Data entries
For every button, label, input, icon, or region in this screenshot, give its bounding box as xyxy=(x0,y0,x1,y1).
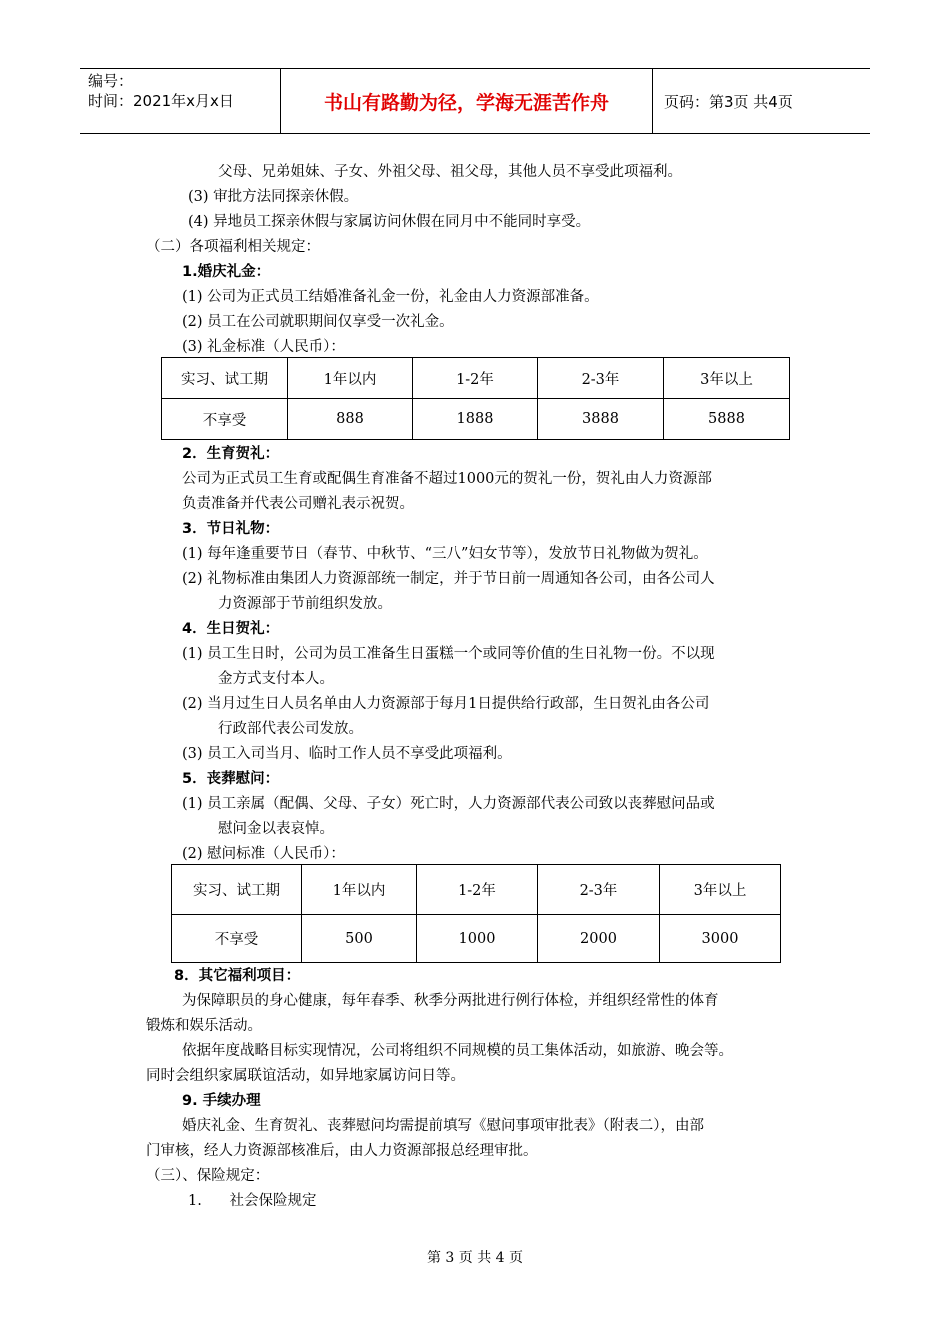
text-line: (2) 慰问标准（人民币）： xyxy=(182,846,345,862)
table-header-cell: 2-3年 xyxy=(538,358,664,399)
header-time: 时间：2021年x月x日 xyxy=(88,92,234,110)
table-cell: 3888 xyxy=(538,399,664,440)
text-line: 负责准备并代表公司赠礼表示祝贺。 xyxy=(182,496,414,512)
table-cell: 2000 xyxy=(538,915,660,963)
item-heading: 2．生育贺礼： xyxy=(182,446,280,462)
text-line: 依据年度战略目标实现情况，公司将组织不同规模的员工集体活动，如旅游、晚会等。 xyxy=(182,1043,733,1059)
table-cell: 1000 xyxy=(417,915,538,963)
header-motto: 书山有路勤为径，学海无涯苦作舟 xyxy=(281,69,653,133)
gift-money-table xyxy=(161,357,790,440)
table-header-cell: 3年以上 xyxy=(660,865,781,915)
text-line: (2) 礼物标准由集团人力资源部统一制定，并于节日前一周通知各公司，由各公司人 xyxy=(182,571,715,587)
item-heading: 9. 手续办理 xyxy=(182,1093,261,1109)
text-line: 行政部代表公司发放。 xyxy=(218,721,363,737)
text-line: (1) 员工生日时，公司为员工准备生日蛋糕一个或同等价值的生日礼物一份。不以现 xyxy=(182,646,715,662)
item-heading: 8．其它福利项目： xyxy=(174,968,301,984)
text-line: (3) 审批方法同探亲休假。 xyxy=(188,189,359,205)
table-cell: 不享受 xyxy=(162,399,288,440)
table-cell: 500 xyxy=(302,915,417,963)
table-header-cell: 1-2年 xyxy=(417,865,538,915)
text-line: 锻炼和娱乐活动。 xyxy=(146,1018,262,1034)
section-heading: （三）、保险规定： xyxy=(146,1168,270,1184)
table-cell: 不享受 xyxy=(172,915,302,963)
text-line: (1) 员工亲属（配偶、父母、子女）死亡时，人力资源部代表公司致以丧葬慰问品或 xyxy=(182,796,715,812)
item-heading: 5．丧葬慰问： xyxy=(182,771,280,787)
text-line: (3) 礼金标准（人民币）： xyxy=(182,339,345,355)
table-header-cell: 实习、试工期 xyxy=(172,865,302,915)
table-header-cell: 3年以上 xyxy=(664,358,790,399)
text-line: 1. 社会保险规定 xyxy=(188,1193,317,1209)
item-heading: 1.婚庆礼金： xyxy=(182,264,271,280)
table-header-cell: 1年以内 xyxy=(288,358,413,399)
header-page-number: 页码：第3页 共4页 xyxy=(664,92,793,111)
text-line: (3) 员工入司当月、临时工作人员不享受此项福利。 xyxy=(182,746,512,762)
text-line: (1) 公司为正式员工结婚准备礼金一份，礼金由人力资源部准备。 xyxy=(182,289,599,305)
item-heading: 3．节日礼物： xyxy=(182,521,280,537)
item-heading: 4．生日贺礼： xyxy=(182,621,280,637)
text-line: (4) 异地员工探亲休假与家属访问休假在同月中不能同时享受。 xyxy=(188,214,591,230)
table-header-cell: 1年以内 xyxy=(302,865,417,915)
table-header-cell: 实习、试工期 xyxy=(162,358,288,399)
section-heading: （二）各项福利相关规定： xyxy=(146,239,320,255)
table-cell: 3000 xyxy=(660,915,781,963)
text-line: (2) 当月过生日人员名单由人力资源部于每月1日提供给行政部，生日贺礼由各公司 xyxy=(182,696,710,712)
text-line: 慰问金以表哀悼。 xyxy=(218,821,334,837)
text-line: (1) 每年逢重要节日（春节、中秋节、“三八”妇女节等），发放节日礼物做为贺礼。 xyxy=(182,546,708,562)
page-header xyxy=(80,68,870,134)
condolence-table xyxy=(171,864,781,963)
page-footer: 第 3 页 共 4 页 xyxy=(426,1250,524,1266)
table-header-cell: 2-3年 xyxy=(538,865,660,915)
text-line: 同时会组织家属联谊活动，如异地家属访问日等。 xyxy=(146,1068,465,1084)
text-line: 父母、兄弟姐妹、子女、外祖父母、祖父母，其他人员不享受此项福利。 xyxy=(218,164,682,180)
text-line: 公司为正式员工生育或配偶生育准备不超过1000元的贺礼一份，贺礼由人力资源部 xyxy=(182,471,712,487)
table-cell: 1888 xyxy=(413,399,538,440)
text-line: (2) 员工在公司就职期间仅享受一次礼金。 xyxy=(182,314,454,330)
header-meta xyxy=(80,69,281,133)
text-line: 门审核，经人力资源部核准后，由人力资源部报总经理审批。 xyxy=(146,1143,538,1159)
text-line: 金方式支付本人。 xyxy=(218,671,334,687)
table-cell: 5888 xyxy=(664,399,790,440)
text-line: 婚庆礼金、生育贺礼、丧葬慰问均需提前填写《慰问事项审批表》（附表二），由部 xyxy=(182,1118,704,1134)
text-line: 力资源部于节前组织发放。 xyxy=(218,596,392,612)
table-cell: 888 xyxy=(288,399,413,440)
header-number: 编号： xyxy=(88,72,134,90)
text-line: 为保障职员的身心健康，每年春季、秋季分两批进行例行体检，并组织经常性的体育 xyxy=(182,993,719,1009)
table-header-cell: 1-2年 xyxy=(413,358,538,399)
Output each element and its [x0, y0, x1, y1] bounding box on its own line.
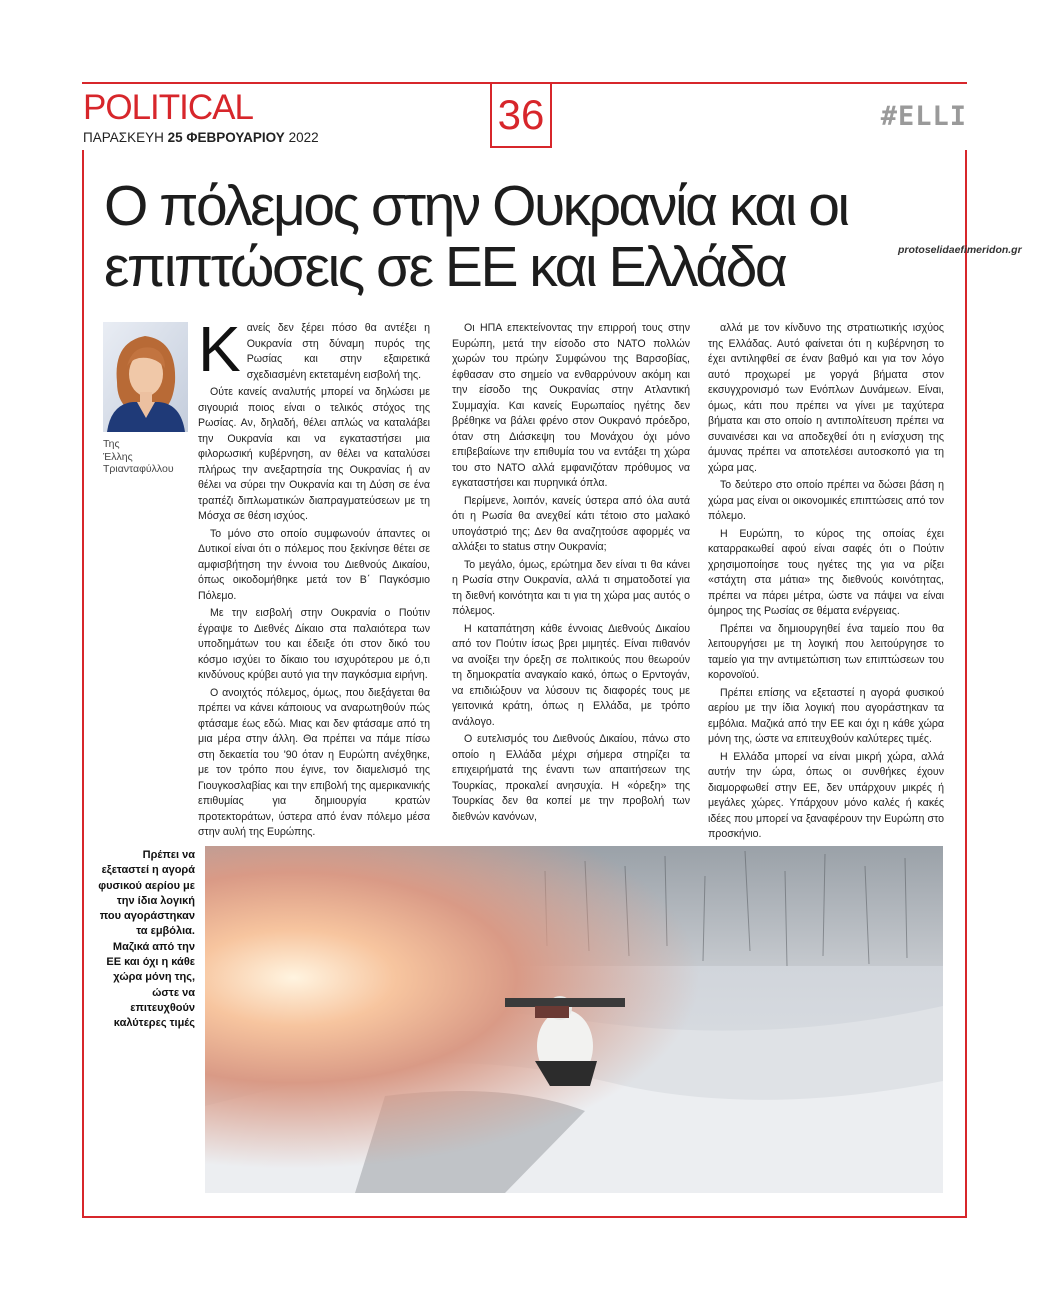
author-prefix: Της — [103, 438, 120, 450]
article-paragraph: Το μόνο στο οποίο συμφωνούν άπαντες οι Δυτικοί είναι ότι ο πόλεμος που ξεκίνησε θέτει σε αμφισβήτηση την έννοια του Διεθνούς Δικαίου, όπως οικοδομήθηκε μετά τον Β΄ Παγκόσμιο Πόλεμο. — [198, 527, 430, 602]
article-paragraph: Περίμενε, λοιπόν, κανείς ύστερα από όλα αυτά ότι η Ρωσία θα ανεχθεί κάτι τέτοιο στο μαλακό υπογάστριό της; Δεν θα αναζητούσε αφορμές να αλλάξει το status στην Ουκρανία; — [452, 494, 690, 553]
drop-cap: Κ — [198, 313, 241, 385]
author-first-name: Έλλης — [103, 450, 133, 463]
article-column-1 — [198, 313, 430, 841]
article-paragraph: Το δεύτερο στο οποίο πρέπει να δώσει βάση η χώρα μας είναι οι οικονομικές επιπτώσεις από τον πόλεμο. — [708, 479, 944, 522]
source-watermark: protoselidaefimeridon.gr — [898, 244, 1022, 256]
article-paragraph: αλλά με τον κίνδυνο της στρατιωτικής ισχύος της Ελλάδας. Αυτό φαίνεται ότι η κυβέρνηση το έχει αντιληφθεί σε έναν βαθμό και για τον λόγο αυτό προχωρεί με γοργά βήματα στον εκσυγχρονισμό των Ενόπλων Δυνάμεων. Είναι, όμως, κάτι που πρέπει να γίνει με ταχύτερα βήματα και στο οποίο η αντιπολίτευση πρέπει να συναινέσει και να αποδεχθεί ότι η ενίσχυση της άμυνας πρέπει να αποτελέσει αυτοσκοπό για τη χώρα μας. — [708, 322, 944, 474]
brand-tag: #ELLI — [880, 101, 967, 132]
article-paragraph: Το μεγάλο, όμως, ερώτημα δεν είναι τι θα κάνει η Ρωσία στην Ουκρανία, αλλά τι σηματοδοτεί για τη διεθνή κοινότητα και τι για τη χώρα μας αυτός ο πόλεμος. — [452, 558, 690, 617]
author-last-name: Τριανταφύλλου — [103, 463, 174, 475]
frame-right-rule — [965, 150, 967, 1218]
date-day: ΠΑΡΑΣΚΕΥΗ — [83, 130, 164, 145]
date-main: 25 ΦΕΒΡΟΥΑΡΙΟΥ — [167, 130, 285, 145]
frame-left-rule — [82, 150, 84, 1218]
author-byline — [103, 438, 193, 476]
pull-quote: Πρέπει να εξεταστεί η αγορά φυσικού αερίου με την ίδια λογική που αγοράστηκαν τα εμβόλια. Μαζικά από την ΕΕ και όχι η κάθε χώρα μόνη της, ώστε να επιτευχθούν καλύτερες τιμές — [98, 849, 195, 1030]
article-paragraph: Ο ευτελισμός του Διεθνούς Δικαίου, πάνω στο οποίο η Ελλάδα μέχρι σήμερα στηρίζει τα επιχειρήματά της έναντι των απαιτήσεων της Τουρκίας, προκαλεί ανησυχία. Η «όρεξη» της Τουρκίας δεν θα κοπεί με την προβολή των διεθνών κανόνων, — [452, 733, 690, 823]
page-number: 36 — [490, 84, 552, 148]
article-paragraph: Κανείς δεν ξέρει πόσο θα αντέξει η Ουκρανία στη δύναμη πυρός της Ρωσίας και στην εξαιρετικά σχεδιασμένη εκτεταμένη εισβολή της. — [198, 313, 430, 385]
article-paragraph: Η καταπάτηση κάθε έννοιας Διεθνούς Δικαίου από τον Πούτιν ίσως βρει μιμητές. Είναι πιθανόν να ανοίξει την όρεξη σε πολιτικούς που θεωρούν τη δημοκρατία αναγκαίο κακό, όπως ο Ερντογάν, να επιδιώξουν να λύσουν τις διαφορές τους με γειτονικά κράτη, όπως η Ελλάδα, με τρόπο ανάλογο. — [452, 622, 690, 728]
article-photo — [205, 846, 943, 1193]
article-paragraph: Με την εισβολή στην Ουκρανία ο Πούτιν έγραψε το Διεθνές Δίκαιο στα παλαιότερα των υποδημάτων του και έδειξε ότι στον δικό του κόσμο ισχύει το δίκαιο του ισχυρότερου με ό,τι κινδύνους κρύβει αυτό για την παγκόσμια ειρήνη. — [198, 607, 430, 681]
frame-bottom-rule — [82, 1216, 967, 1218]
article-paragraph: Πρέπει επίσης να εξεταστεί η αγορά φυσικού αερίου με την ίδια λογική που αγοράστηκαν τα εμβόλια. Μαζικά από την ΕΕ και όχι η κάθε χώρα μόνη της, ώστε να επιτευχθούν καλύτερες τιμές. — [708, 686, 944, 745]
author-photo — [103, 322, 188, 432]
headline: Ο πόλεμος στην Ουκρανία και οι επιπτώσεις σε ΕΕ και Ελλάδα — [104, 174, 848, 299]
date-year: 2022 — [288, 130, 319, 145]
article-column-3 — [708, 321, 944, 843]
article-paragraph: Ούτε κανείς αναλυτής μπορεί να δηλώσει με σιγουριά ποιος είναι ο τελικός στόχος της Ρωσίας. Αν, δηλαδή, θέλει απλώς να καταλάβει την Ουκρανία και να εγκαταστήσει μια φιλορωσική κυβέρνηση, αν θέλει να καταλύσει πλήρως την ανεξαρτησία της Ουκρανίας ή αν θέλει να σύρει την Ουκρανία και τη Δύση σε ένα τραπέζι διπλωματικών διαπραγματεύσεων με τη Μόσχα σε θέση ισχύος. — [198, 386, 430, 522]
issue-date — [83, 130, 319, 146]
article-paragraph: Η Ελλάδα μπορεί να είναι μικρή χώρα, αλλά αυτήν την ώρα, όπως οι συνθήκες έχουν διαμορφωθεί στην ΕΕ, δεν υπάρχουν μικρές ή μεγάλες χώρες. Υπάρχουν μόνο καλές ή κακές ιδέες που μπορεί να ξαναφέρουν την Ευρώπη στο προσκήνιο. — [708, 750, 944, 840]
article-paragraph: Η Ευρώπη, το κύρος της οποίας έχει καταρρακωθεί αφού είναι σαφές ότι ο Πούτιν χρησιμοποίησε τους ηγέτες της για να ρίξει «στάχτη στα μάτια» της διεθνούς κοινότητας, πρέπει να πάρει μέτρα, ώστε να πάψει να είναι όμηρος της Ρωσίας σε θέματα ενέργειας. — [708, 527, 944, 617]
article-paragraph: Ο ανοιχτός πόλεμος, όμως, που διεξάγεται θα πρέπει να κάνει κάποιους να αναρωτηθούν πώς φτάσαμε έως εδώ. Μιας και δεν φτάσαμε από τη μια μέρα στην άλλη. Θα πρέπει να πάμε πίσω στη δεκαετία του '90 όταν η Ευρώπη ανέχθηκε, με τον τρόπο που έγινε, τον διαμελισμό της Γιουγκοσλαβίας και την επιβολή της αμερικανικής επιθυμίας για δημιουργία κρατών προτεκτοράτων, ύστερα από έναν πόλεμο μέσα στην αυλή της Ευρώπης. — [198, 686, 430, 838]
article-paragraph: Οι ΗΠΑ επεκτείνοντας την επιρροή τους στην Ευρώπη, μετά την είσοδο στο ΝΑΤΟ πολλών χωρών του πρώην Συμφώνου της Βαρσοβίας, έφθασαν στο σημείο να ενθαρρύνουν ακόμη και την είσοδο της Ουκρανίας στην Ατλαντική Συμμαχία. Και κανείς Ευρωπαίος ηγέτης δεν βρέθηκε να βάλει φρένο στον Ουκρανό πρόεδρο, όταν στη Διάσκεψη του Μονάχου όχι μόνο επιβεβαίωνε την επιθυμία του να εντάξει τη χώρα του στο ΝΑΤΟ αλλά εμφανιζόταν πρόθυμος να εγκαταστήσει και πυρηνικά όπλα. — [452, 322, 690, 489]
article-column-2 — [452, 321, 690, 825]
article-paragraph: Πρέπει να δημιουργηθεί ένα ταμείο που θα λειτουργήσει με τη λογική που λειτούργησε το ταμείο για την αντιμετώπιση των επιπτώσεων του κορονοϊού. — [708, 622, 944, 681]
section-title: POLITICAL — [83, 88, 253, 127]
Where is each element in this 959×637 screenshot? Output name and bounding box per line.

Written request
Output the lines of the entries exactly, starting at the line that contains "author-prefix: Της — [103, 438, 120, 450]" and ending at the line that contains "article-paragraph: Το μόνο", with both of those lines included.

Reply
author-prefix: Της — [103, 438, 120, 450]
article-paragraph: Το μόνο στο οποίο συμφωνούν άπαντες οι Δυτικοί είναι ότι ο πόλεμος που ξεκίνησε θέτει σε αμφισβήτηση την έννοια του Διεθνούς Δικαίου, όπως οικοδομήθηκε μετά τον Β΄ Παγκόσμιο Πόλεμο. — [198, 527, 430, 602]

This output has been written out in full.